(Figure contents as structured data)
+--
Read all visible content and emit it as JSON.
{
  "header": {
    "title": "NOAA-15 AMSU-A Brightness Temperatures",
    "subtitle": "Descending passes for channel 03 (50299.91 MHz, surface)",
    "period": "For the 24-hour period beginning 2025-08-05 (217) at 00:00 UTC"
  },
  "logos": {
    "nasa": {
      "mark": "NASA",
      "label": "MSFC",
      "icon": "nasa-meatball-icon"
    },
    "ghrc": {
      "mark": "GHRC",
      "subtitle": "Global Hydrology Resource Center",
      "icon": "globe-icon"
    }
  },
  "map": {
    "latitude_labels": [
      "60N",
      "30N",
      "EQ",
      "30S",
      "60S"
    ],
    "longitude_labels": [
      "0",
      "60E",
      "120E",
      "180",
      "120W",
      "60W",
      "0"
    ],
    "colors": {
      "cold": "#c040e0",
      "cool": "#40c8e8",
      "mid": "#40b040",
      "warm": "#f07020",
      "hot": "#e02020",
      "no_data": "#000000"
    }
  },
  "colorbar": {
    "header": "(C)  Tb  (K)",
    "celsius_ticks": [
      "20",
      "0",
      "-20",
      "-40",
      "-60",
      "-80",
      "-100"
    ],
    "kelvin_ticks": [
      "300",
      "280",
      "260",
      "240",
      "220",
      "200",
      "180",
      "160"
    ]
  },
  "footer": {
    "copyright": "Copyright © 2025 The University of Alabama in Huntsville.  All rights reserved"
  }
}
+--
PROBLEM: Set down the listing above in full, please, exactly as it appears.

COMPLETE RESPONSE:
Read all visible content and emit it as JSON.
{
  "header": {
    "title": "NOAA-15 AMSU-A Brightness Temperatures",
    "subtitle": "Descending passes for channel 03 (50299.91 MHz, surface)",
    "period": "For the 24-hour period beginning 2025-08-05 (217) at 00:00 UTC"
  },
  "logos": {
    "nasa": {
      "mark": "NASA",
      "label": "MSFC",
      "icon": "nasa-meatball-icon"
    },
    "ghrc": {
      "mark": "GHRC",
      "subtitle": "Global Hydrology Resource Center",
      "icon": "globe-icon"
    }
  },
  "map": {
    "latitude_labels": [
      "60N",
      "30N",
      "EQ",
      "30S",
      "60S"
    ],
    "longitude_labels": [
      "0",
      "60E",
      "120E",
      "180",
      "120W",
      "60W",
      "0"
    ],
    "colors": {
      "cold": "#c040e0",
      "cool": "#40c8e8",
      "mid": "#40b040",
      "warm": "#f07020",
      "hot": "#e02020",
      "no_data": "#000000"
    }
  },
  "colorbar": {
    "header": "(C)  Tb  (K)",
    "celsius_ticks": [
      "20",
      "0",
      "-20",
      "-40",
      "-60",
      "-80",
      "-100"
    ],
    "kelvin_ticks": [
      "300",
      "280",
      "260",
      "240",
      "220",
      "200",
      "180",
      "160"
    ]
  },
  "footer": {
    "copyright": "Copyright © 2025 The University of Alabama in Huntsville.  All rights reserved"
  }
}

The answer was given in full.